What the exercise asks -
Copy each line below that contains "Water".

** begin Data excerpts **

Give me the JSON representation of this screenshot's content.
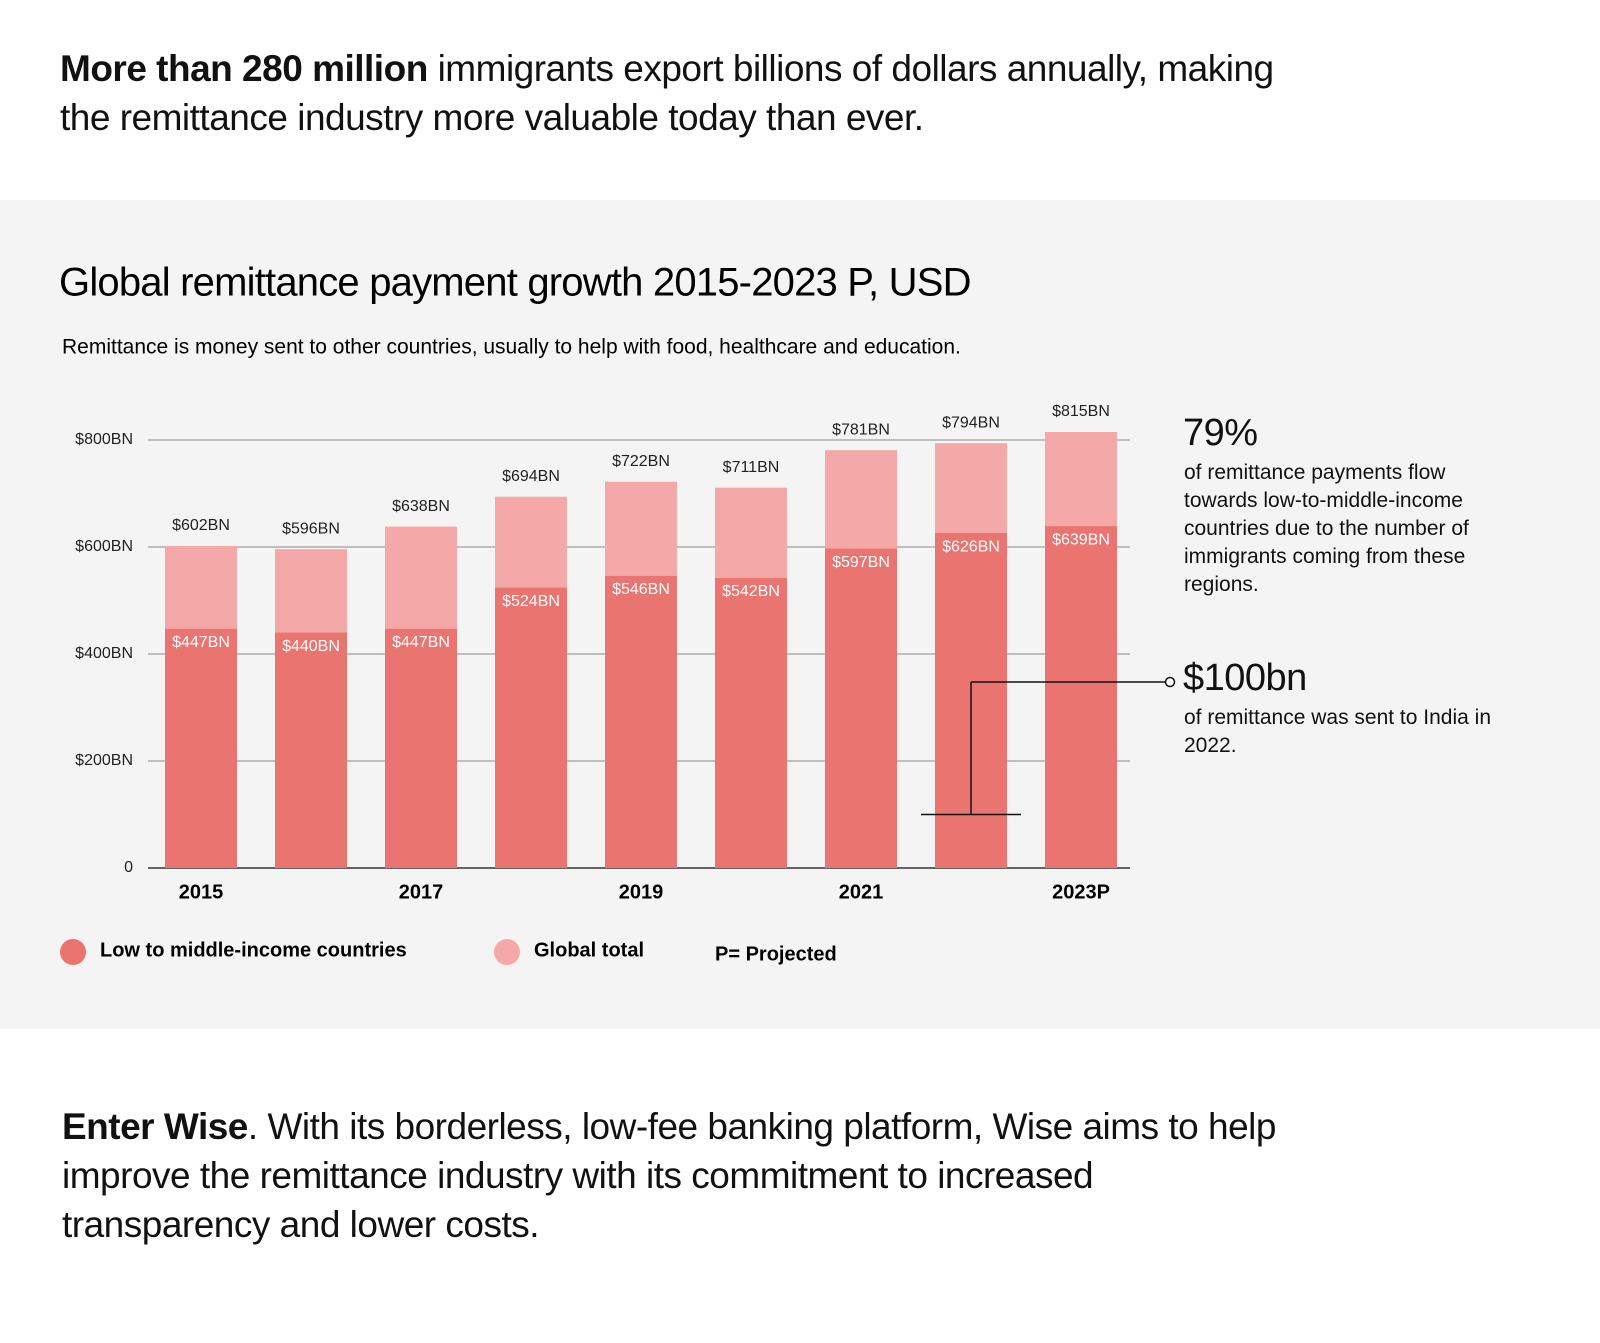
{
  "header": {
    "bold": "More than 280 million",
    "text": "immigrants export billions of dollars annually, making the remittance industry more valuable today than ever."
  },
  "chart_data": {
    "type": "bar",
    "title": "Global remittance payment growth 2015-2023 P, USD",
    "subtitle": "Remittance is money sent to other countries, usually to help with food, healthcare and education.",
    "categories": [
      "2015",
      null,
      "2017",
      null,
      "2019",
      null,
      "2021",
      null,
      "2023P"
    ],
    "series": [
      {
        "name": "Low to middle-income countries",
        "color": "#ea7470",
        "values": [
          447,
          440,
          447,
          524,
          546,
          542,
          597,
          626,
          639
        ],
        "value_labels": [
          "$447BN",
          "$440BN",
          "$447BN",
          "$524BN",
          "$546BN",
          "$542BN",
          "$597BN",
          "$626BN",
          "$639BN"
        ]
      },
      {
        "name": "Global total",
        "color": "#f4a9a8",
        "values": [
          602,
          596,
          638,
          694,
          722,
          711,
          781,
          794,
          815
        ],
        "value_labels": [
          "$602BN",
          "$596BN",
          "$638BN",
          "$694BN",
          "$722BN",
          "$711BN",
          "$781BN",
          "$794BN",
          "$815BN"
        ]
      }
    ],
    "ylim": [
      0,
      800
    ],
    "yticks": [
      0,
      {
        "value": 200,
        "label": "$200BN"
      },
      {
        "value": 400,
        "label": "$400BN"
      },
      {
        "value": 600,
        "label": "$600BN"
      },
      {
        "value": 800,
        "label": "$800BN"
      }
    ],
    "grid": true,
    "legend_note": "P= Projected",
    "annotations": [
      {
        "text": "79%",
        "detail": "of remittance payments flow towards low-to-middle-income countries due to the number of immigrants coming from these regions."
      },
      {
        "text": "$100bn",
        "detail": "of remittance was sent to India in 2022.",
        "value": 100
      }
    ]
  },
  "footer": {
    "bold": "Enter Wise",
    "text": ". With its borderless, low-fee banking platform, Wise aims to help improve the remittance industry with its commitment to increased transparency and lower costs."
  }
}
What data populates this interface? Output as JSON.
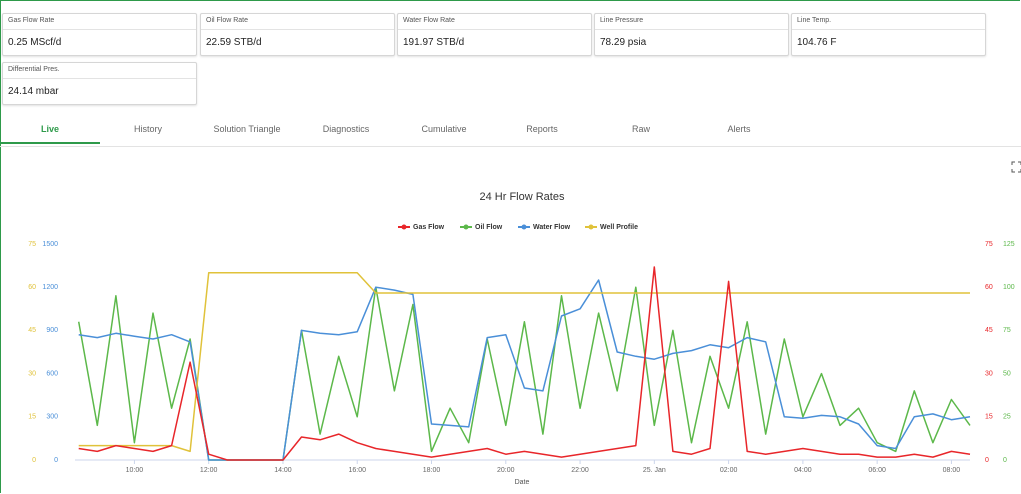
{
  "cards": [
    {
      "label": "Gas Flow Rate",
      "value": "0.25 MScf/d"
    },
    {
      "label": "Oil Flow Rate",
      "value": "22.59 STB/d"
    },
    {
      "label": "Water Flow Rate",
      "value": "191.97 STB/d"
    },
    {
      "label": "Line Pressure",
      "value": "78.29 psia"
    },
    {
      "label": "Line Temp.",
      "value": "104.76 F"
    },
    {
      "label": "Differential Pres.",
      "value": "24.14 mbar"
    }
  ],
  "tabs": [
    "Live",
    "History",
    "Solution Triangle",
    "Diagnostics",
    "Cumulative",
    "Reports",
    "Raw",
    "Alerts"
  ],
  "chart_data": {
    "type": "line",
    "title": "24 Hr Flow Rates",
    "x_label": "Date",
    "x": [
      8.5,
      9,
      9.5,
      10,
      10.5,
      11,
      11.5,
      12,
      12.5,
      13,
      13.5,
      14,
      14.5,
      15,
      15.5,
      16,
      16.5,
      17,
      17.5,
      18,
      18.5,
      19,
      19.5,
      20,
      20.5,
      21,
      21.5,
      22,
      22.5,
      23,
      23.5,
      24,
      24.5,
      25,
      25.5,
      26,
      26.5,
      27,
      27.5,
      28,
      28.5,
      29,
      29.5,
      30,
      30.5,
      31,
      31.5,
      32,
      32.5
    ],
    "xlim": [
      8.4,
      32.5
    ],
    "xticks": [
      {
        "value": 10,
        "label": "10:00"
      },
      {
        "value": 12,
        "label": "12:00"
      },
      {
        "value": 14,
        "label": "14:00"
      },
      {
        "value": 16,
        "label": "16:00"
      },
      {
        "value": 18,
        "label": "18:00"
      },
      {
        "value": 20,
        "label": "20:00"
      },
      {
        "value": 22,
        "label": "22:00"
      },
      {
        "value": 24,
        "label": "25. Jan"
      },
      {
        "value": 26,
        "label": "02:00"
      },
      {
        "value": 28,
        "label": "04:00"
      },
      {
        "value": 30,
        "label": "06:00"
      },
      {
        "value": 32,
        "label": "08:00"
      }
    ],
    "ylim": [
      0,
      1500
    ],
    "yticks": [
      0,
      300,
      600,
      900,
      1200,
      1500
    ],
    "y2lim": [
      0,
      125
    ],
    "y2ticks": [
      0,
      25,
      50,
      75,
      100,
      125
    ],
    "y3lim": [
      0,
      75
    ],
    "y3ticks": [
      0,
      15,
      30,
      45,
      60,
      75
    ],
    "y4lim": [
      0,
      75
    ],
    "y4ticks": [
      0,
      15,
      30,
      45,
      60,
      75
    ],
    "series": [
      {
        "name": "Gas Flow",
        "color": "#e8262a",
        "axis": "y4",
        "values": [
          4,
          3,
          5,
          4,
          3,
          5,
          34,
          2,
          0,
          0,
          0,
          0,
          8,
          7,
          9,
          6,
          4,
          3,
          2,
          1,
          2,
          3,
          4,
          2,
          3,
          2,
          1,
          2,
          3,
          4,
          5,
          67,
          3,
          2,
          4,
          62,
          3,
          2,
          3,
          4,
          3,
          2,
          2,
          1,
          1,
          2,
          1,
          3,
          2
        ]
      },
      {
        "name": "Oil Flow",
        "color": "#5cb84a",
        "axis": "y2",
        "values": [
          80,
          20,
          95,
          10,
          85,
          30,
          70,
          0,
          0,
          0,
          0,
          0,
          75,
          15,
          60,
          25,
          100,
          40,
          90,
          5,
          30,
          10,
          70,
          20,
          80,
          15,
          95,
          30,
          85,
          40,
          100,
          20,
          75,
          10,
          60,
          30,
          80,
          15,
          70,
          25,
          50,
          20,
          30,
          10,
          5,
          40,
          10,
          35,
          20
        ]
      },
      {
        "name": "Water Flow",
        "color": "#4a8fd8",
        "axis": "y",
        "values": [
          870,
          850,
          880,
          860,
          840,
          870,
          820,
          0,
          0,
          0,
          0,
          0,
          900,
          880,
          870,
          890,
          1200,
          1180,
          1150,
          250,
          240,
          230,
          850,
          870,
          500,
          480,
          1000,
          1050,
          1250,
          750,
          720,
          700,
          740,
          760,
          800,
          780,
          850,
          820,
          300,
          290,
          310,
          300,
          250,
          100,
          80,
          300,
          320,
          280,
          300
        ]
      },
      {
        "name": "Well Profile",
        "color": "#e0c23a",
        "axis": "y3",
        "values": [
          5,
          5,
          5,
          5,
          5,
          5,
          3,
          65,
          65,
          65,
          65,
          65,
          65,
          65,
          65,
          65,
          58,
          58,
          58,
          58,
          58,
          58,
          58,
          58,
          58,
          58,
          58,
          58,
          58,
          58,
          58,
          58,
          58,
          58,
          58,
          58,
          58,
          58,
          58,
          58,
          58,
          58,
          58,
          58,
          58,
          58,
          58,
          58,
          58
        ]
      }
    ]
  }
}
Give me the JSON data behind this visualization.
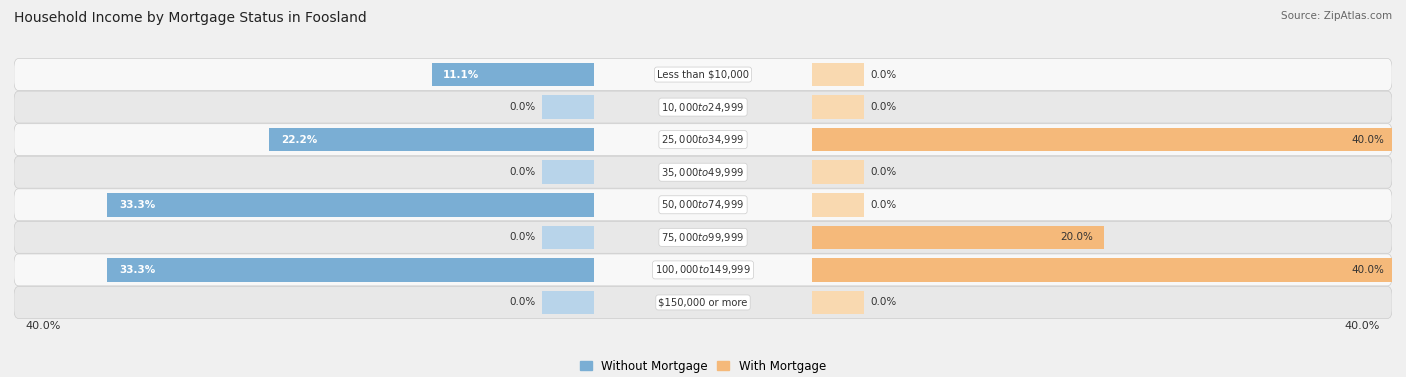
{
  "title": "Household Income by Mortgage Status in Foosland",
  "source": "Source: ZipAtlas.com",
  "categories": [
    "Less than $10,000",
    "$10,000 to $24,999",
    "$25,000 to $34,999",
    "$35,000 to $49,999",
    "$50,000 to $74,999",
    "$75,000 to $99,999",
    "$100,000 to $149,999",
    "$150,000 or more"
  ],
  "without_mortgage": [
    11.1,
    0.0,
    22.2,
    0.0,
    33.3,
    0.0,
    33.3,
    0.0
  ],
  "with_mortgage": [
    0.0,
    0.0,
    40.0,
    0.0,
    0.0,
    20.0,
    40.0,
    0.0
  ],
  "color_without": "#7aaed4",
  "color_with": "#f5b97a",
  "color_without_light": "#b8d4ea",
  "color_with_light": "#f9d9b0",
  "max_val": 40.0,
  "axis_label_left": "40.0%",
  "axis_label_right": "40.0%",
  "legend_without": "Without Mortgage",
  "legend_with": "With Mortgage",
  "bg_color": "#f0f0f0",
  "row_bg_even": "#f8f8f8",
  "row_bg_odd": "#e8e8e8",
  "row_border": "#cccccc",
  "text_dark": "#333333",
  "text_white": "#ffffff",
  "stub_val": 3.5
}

** end Data excerpts **

Result of the exercise -
      "label": "Water Flow Rate",
        "name": "Water Flow",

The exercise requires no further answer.